--- START MATERIALS PROVIDED ---

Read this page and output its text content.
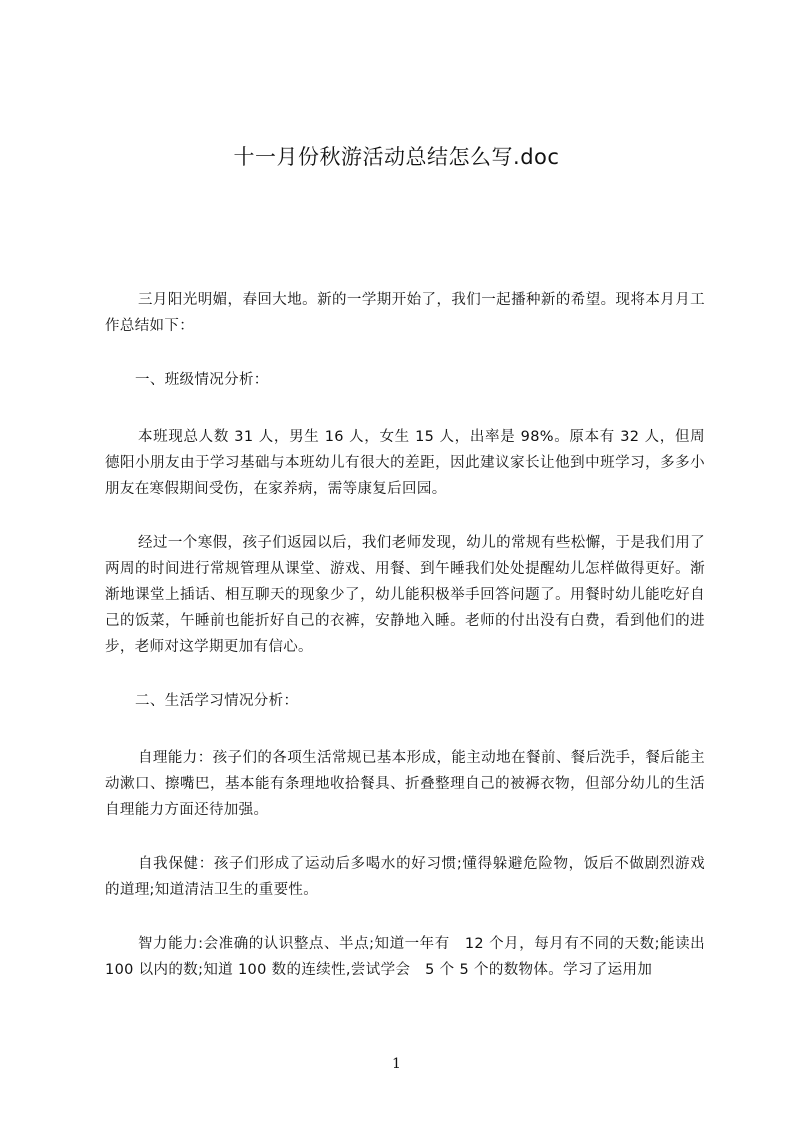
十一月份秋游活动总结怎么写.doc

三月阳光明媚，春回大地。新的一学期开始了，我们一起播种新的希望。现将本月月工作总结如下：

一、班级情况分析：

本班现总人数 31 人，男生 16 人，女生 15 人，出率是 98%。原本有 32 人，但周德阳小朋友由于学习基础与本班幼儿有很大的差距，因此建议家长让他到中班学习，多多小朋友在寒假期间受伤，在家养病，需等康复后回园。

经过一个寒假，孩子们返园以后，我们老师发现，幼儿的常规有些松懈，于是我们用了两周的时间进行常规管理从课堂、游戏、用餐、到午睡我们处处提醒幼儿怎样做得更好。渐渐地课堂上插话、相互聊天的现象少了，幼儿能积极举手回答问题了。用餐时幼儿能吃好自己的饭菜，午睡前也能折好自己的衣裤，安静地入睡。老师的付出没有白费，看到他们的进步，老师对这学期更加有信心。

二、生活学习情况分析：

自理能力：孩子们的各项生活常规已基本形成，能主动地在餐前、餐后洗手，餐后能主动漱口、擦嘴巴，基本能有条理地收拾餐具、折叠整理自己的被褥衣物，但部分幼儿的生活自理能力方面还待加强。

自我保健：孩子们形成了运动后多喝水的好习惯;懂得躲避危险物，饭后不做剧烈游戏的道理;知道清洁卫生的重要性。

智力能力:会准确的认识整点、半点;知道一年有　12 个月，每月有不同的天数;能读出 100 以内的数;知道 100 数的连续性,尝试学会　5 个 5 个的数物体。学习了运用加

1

--- END MATERIALS PROVIDED ---

Copy the entries above faithfully and omit every image.

Read this page and output its text content.
十一月份秋游活动总结怎么写.doc

三月阳光明媚，春回大地。新的一学期开始了，我们一起播种新的希望。现将本月月工作总结如下：

一、班级情况分析：

本班现总人数 31 人，男生 16 人，女生 15 人，出率是 98%。原本有 32 人，但周德阳小朋友由于学习基础与本班幼儿有很大的差距，因此建议家长让他到中班学习，多多小朋友在寒假期间受伤，在家养病，需等康复后回园。

经过一个寒假，孩子们返园以后，我们老师发现，幼儿的常规有些松懈，于是我们用了两周的时间进行常规管理从课堂、游戏、用餐、到午睡我们处处提醒幼儿怎样做得更好。渐渐地课堂上插话、相互聊天的现象少了，幼儿能积极举手回答问题了。用餐时幼儿能吃好自己的饭菜，午睡前也能折好自己的衣裤，安静地入睡。老师的付出没有白费，看到他们的进步，老师对这学期更加有信心。

二、生活学习情况分析：

自理能力：孩子们的各项生活常规已基本形成，能主动地在餐前、餐后洗手，餐后能主动漱口、擦嘴巴，基本能有条理地收拾餐具、折叠整理自己的被褥衣物，但部分幼儿的生活自理能力方面还待加强。

自我保健：孩子们形成了运动后多喝水的好习惯;懂得躲避危险物，饭后不做剧烈游戏的道理;知道清洁卫生的重要性。

智力能力:会准确的认识整点、半点;知道一年有　12 个月，每月有不同的天数;能读出 100 以内的数;知道 100 数的连续性,尝试学会　5 个 5 个的数物体。学习了运用加

1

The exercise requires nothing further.